Of all the lines in this data, how many include "Крапивницкого"? Respond with the number only.

___ Record extracts

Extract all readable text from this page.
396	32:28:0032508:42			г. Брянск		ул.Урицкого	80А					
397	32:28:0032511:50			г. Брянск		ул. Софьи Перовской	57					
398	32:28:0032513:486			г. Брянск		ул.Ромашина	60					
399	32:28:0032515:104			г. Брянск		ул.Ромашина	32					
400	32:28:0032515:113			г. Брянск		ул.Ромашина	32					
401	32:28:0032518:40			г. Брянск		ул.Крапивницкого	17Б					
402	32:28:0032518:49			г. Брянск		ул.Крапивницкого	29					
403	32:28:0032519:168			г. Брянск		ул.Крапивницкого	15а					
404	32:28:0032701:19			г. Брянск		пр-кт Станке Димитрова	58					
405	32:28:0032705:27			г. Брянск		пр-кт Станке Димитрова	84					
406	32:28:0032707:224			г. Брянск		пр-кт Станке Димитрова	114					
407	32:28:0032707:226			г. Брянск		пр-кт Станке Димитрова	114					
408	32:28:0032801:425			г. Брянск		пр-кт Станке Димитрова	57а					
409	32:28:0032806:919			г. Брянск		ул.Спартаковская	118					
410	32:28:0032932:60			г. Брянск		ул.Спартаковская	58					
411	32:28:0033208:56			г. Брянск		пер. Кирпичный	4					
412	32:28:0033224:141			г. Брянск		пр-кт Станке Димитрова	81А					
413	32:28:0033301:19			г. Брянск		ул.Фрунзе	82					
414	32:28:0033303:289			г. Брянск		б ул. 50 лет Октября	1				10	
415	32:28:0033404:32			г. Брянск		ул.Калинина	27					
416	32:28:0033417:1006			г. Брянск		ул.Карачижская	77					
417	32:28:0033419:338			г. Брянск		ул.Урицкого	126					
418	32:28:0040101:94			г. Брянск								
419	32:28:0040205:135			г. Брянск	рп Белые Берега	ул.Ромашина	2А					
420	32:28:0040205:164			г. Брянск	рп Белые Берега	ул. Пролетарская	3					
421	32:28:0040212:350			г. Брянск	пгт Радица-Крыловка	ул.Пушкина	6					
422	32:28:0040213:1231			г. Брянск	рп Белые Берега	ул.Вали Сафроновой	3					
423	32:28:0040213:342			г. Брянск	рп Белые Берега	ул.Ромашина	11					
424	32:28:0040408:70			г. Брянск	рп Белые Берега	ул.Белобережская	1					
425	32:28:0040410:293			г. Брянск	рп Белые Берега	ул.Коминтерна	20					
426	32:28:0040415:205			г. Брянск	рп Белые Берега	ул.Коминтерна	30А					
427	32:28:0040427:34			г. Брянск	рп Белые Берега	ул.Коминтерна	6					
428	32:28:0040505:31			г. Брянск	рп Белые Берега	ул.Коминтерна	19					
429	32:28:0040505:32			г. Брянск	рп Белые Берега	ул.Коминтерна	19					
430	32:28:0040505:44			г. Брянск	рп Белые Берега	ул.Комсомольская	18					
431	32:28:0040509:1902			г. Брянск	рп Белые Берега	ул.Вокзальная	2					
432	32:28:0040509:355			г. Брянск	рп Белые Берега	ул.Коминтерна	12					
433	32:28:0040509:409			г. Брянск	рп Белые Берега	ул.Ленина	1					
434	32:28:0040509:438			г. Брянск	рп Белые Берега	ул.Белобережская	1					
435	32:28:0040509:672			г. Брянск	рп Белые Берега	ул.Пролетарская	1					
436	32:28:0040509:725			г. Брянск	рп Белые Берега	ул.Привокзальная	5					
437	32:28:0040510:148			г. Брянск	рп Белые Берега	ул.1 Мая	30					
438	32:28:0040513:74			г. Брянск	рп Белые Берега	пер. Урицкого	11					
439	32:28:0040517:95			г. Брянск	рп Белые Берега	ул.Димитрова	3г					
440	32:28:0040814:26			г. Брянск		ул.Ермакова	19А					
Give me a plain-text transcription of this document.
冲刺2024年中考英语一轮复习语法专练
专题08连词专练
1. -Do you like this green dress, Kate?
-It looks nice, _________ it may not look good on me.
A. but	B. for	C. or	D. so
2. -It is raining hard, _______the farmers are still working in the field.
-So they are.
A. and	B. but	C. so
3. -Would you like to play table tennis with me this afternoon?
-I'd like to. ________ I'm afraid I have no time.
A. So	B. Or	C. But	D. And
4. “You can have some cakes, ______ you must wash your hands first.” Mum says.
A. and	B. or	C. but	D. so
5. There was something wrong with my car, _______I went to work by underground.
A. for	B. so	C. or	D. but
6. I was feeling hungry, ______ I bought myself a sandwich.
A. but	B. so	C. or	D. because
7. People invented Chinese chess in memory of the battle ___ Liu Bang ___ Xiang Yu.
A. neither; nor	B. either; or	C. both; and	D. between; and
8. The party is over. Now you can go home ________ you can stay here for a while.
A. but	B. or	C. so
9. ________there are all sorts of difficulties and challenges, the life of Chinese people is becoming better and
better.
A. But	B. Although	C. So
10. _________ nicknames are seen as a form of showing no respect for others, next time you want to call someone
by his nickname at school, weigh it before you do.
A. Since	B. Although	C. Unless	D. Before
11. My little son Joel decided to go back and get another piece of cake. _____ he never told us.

______

__Output__:
3